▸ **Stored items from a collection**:
▶
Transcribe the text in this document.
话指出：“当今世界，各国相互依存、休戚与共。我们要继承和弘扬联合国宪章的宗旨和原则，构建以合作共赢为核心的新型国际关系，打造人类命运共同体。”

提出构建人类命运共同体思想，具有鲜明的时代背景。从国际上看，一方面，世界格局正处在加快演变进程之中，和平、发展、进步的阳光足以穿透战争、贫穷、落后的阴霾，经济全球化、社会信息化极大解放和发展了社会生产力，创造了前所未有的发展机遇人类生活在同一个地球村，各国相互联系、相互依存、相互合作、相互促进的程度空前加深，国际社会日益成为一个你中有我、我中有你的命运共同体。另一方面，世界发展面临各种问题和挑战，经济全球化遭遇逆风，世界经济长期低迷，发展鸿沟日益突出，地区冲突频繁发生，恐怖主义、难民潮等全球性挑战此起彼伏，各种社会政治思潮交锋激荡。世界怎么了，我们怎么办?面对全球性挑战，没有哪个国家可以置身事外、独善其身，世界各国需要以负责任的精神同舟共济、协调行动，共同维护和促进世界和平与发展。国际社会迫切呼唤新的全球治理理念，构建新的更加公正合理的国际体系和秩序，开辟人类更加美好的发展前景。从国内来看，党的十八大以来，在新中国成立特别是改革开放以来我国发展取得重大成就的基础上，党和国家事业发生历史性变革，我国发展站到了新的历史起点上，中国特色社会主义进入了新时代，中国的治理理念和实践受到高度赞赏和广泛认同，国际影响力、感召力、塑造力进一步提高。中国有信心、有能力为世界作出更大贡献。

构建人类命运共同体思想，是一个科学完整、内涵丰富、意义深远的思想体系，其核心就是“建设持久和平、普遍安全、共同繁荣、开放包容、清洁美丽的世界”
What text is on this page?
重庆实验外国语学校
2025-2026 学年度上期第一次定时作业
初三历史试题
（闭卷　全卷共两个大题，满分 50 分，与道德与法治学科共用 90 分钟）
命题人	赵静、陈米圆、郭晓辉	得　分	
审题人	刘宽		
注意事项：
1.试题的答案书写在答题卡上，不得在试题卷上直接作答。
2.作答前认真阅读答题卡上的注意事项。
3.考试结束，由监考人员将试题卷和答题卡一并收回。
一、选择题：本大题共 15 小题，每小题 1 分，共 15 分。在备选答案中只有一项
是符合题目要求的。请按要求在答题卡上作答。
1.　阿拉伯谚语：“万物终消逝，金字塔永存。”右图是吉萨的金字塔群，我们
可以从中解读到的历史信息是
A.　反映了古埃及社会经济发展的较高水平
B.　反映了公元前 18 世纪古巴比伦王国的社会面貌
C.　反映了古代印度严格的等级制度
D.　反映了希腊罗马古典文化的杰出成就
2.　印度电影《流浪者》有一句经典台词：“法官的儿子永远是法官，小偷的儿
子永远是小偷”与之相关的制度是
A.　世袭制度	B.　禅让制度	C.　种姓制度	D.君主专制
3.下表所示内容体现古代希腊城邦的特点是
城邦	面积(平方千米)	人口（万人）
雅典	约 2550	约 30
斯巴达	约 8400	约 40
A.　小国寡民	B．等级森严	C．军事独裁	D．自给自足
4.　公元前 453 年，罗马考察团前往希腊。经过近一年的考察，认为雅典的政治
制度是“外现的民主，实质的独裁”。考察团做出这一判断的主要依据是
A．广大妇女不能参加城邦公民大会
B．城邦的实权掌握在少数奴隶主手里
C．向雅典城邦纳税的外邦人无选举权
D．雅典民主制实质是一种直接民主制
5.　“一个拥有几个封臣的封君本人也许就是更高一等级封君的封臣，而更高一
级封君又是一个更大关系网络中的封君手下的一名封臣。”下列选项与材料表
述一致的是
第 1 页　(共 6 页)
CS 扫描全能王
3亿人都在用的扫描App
◀
▸ **EXERCISE**: Identify and copy all lines with the word "text".

▸ **WRITTEN RESPONSE**:
Transcribe the text in this document.
What text is on this page?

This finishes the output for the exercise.